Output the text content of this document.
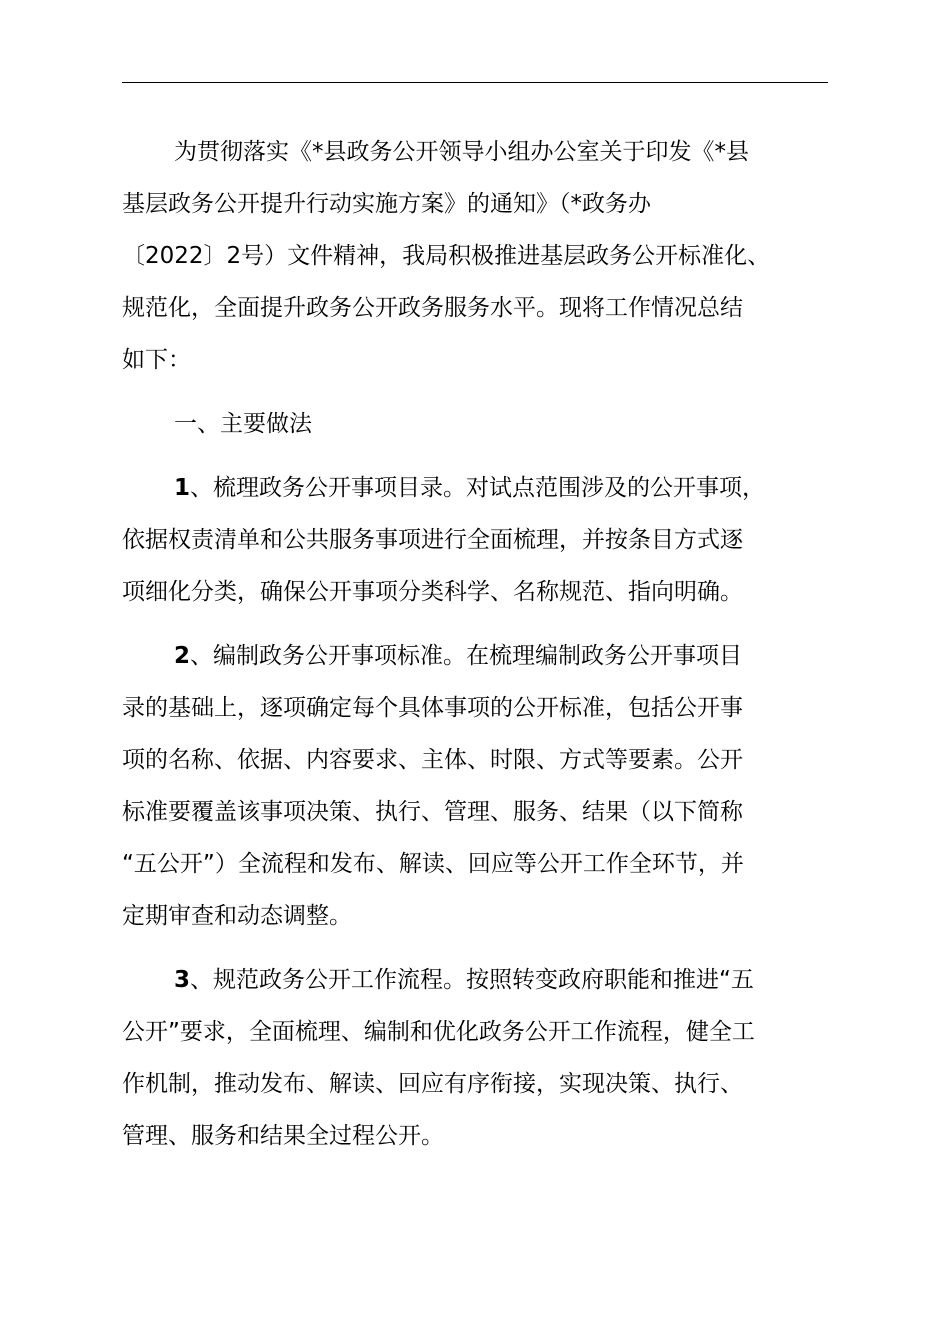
为贯彻落实《*县政务公开领导小组办公室关于印发《*县
基层政务公开提升行动实施方案》的通知》（*政务办
〔2022〕2号）文件精神，我局积极推进基层政务公开标准化、
规范化，全面提升政务公开政务服务水平。现将工作情况总结
如下：
一、主要做法
1、梳理政务公开事项目录。对试点范围涉及的公开事项，
依据权责清单和公共服务事项进行全面梳理，并按条目方式逐
项细化分类，确保公开事项分类科学、名称规范、指向明确。
2、编制政务公开事项标准。在梳理编制政务公开事项目
录的基础上，逐项确定每个具体事项的公开标准，包括公开事
项的名称、依据、内容要求、主体、时限、方式等要素。公开
标准要覆盖该事项决策、执行、管理、服务、结果（以下简称
“五公开”）全流程和发布、解读、回应等公开工作全环节，并
定期审查和动态调整。
3、规范政务公开工作流程。按照转变政府职能和推进“五
公开”要求，全面梳理、编制和优化政务公开工作流程，健全工
作机制，推动发布、解读、回应有序衔接，实现决策、执行、
管理、服务和结果全过程公开。
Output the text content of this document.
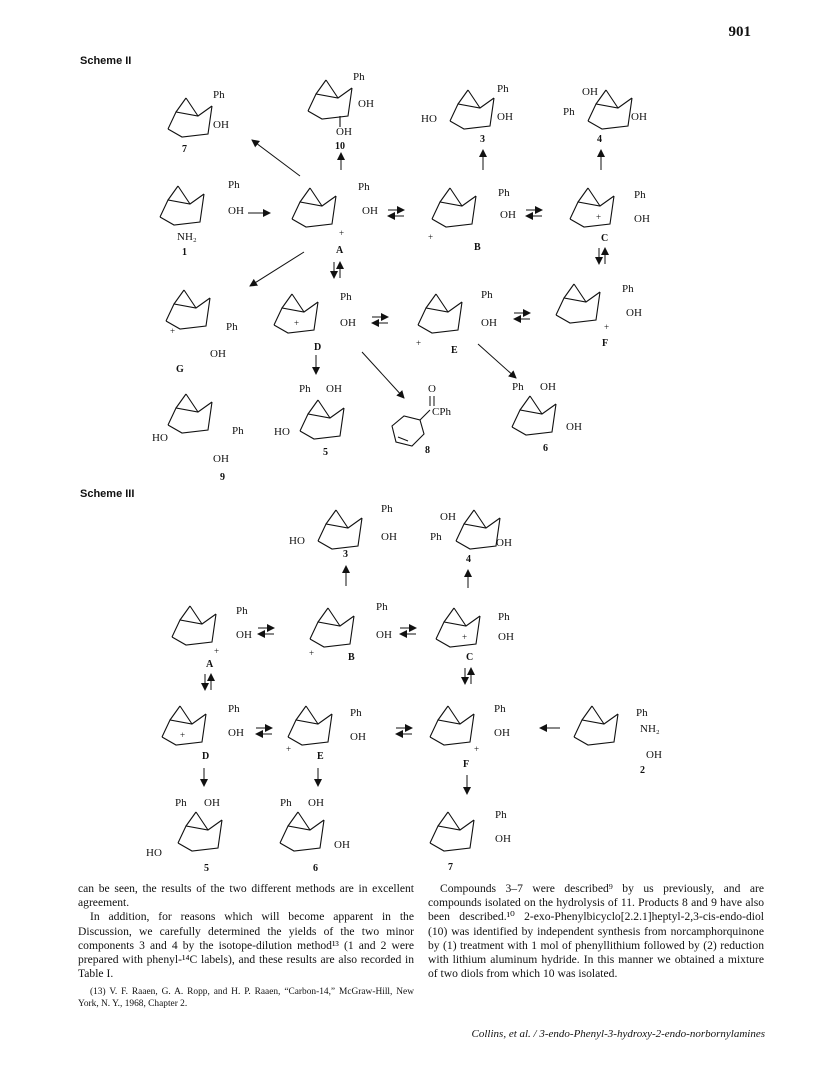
901
Scheme II
Scheme III
Ph
OH
7
Ph
OH
OH
10
Ph
OH
HO
3
OH
Ph	OH
4
Ph
OH
NH₂
1
Ph
OH
+
A
Ph
OH
+
B
Ph
OH
+
C
Ph
OH
+
G
Ph
OH
+
D
Ph
OH
+
E
Ph
OH
+
F
Ph
OH
HO
9
Ph OH
HO
5
O
CPh
8
Ph OH
OH
6
Ph
OH
HO
3
OH
Ph	OH
4
Ph
OH
+
A
Ph
OH
+	B
Ph
OH
+
C
Ph
OH
+
D
Ph
OH
+
E
Ph
OH
+
F
Ph
NH₂
OH
2
Ph OH
HO
5
Ph OH
OH
6
Ph
OH
7

can be seen, the results of the two different methods are in excellent agreement.

In addition, for reasons which will become apparent in the Discussion, we carefully determined the yields of the two minor components 3 and 4 by the isotope-dilution method¹³ (1 and 2 were prepared with phenyl-¹⁴C labels), and these results are also recorded in Table I.

(13) V. F. Raaen, G. A. Ropp, and H. P. Raaen, “Carbon-14,” McGraw-Hill, New York, N. Y., 1968, Chapter 2.

Compounds 3–7 were described⁹ by us previously, and are compounds isolated on the hydrolysis of 11. Products 8 and 9 have also been described.¹⁰ 2-exo-Phenylbicyclo[2.2.1]heptyl-2,3-cis-endo-diol (10) was identified by independent synthesis from norcamphorquinone by (1) treatment with 1 mol of phenyllithium followed by (2) reduction with lithium aluminum hydride. In this manner we obtained a mixture of two diols from which 10 was isolated.

Collins, et al. / 3-endo-Phenyl-3-hydroxy-2-endo-norbornylamines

* [Exercise task] Output the data above without changes, apart from leaving out the pictures.

* [Written response]
Output the text content of this document.
为贯彻落实《*县政务公开领导小组办公室关于印发《*县
基层政务公开提升行动实施方案》的通知》（*政务办
〔2022〕2号）文件精神，我局积极推进基层政务公开标准化、
规范化，全面提升政务公开政务服务水平。现将工作情况总结
如下：
一、主要做法
1、梳理政务公开事项目录。对试点范围涉及的公开事项，
依据权责清单和公共服务事项进行全面梳理，并按条目方式逐
项细化分类，确保公开事项分类科学、名称规范、指向明确。
2、编制政务公开事项标准。在梳理编制政务公开事项目
录的基础上，逐项确定每个具体事项的公开标准，包括公开事
项的名称、依据、内容要求、主体、时限、方式等要素。公开
标准要覆盖该事项决策、执行、管理、服务、结果（以下简称
“五公开”）全流程和发布、解读、回应等公开工作全环节，并
定期审查和动态调整。
3、规范政务公开工作流程。按照转变政府职能和推进“五
公开”要求，全面梳理、编制和优化政务公开工作流程，健全工
作机制，推动发布、解读、回应有序衔接，实现决策、执行、
管理、服务和结果全过程公开。
Output the text content of this document.
901
Scheme II
Scheme III
Ph
OH
7
Ph
OH
OH
10
Ph
OH
HO
3
OH
Ph	OH
4
Ph
OH
NH₂
1
Ph
OH
+
A
Ph
OH
+
B
Ph
OH
+
C
Ph
OH
+
G
Ph
OH
+
D
Ph
OH
+
E
Ph
OH
+
F
Ph
OH
HO
9
Ph OH
HO
5
O
CPh
8
Ph OH
OH
6
Ph
OH
HO
3
OH
Ph	OH
4
Ph
OH
+
A
Ph
OH
+	B
Ph
OH
+
C
Ph
OH
+
D
Ph
OH
+
E
Ph
OH
+
F
Ph
NH₂
OH
2
Ph OH
HO
5
Ph OH
OH
6
Ph
OH
7

can be seen, the results of the two different methods are in excellent agreement.

In addition, for reasons which will become apparent in the Discussion, we carefully determined the yields of the two minor components 3 and 4 by the isotope-dilution method¹³ (1 and 2 were prepared with phenyl-¹⁴C labels), and these results are also recorded in Table I.

(13) V. F. Raaen, G. A. Ropp, and H. P. Raaen, “Carbon-14,” McGraw-Hill, New York, N. Y., 1968, Chapter 2.

Compounds 3–7 were described⁹ by us previously, and are compounds isolated on the hydrolysis of 11. Products 8 and 9 have also been described.¹⁰ 2-exo-Phenylbicyclo[2.2.1]heptyl-2,3-cis-endo-diol (10) was identified by independent synthesis from norcamphorquinone by (1) treatment with 1 mol of phenyllithium followed by (2) reduction with lithium aluminum hydride. In this manner we obtained a mixture of two diols from which 10 was isolated.

Collins, et al. / 3-endo-Phenyl-3-hydroxy-2-endo-norbornylamines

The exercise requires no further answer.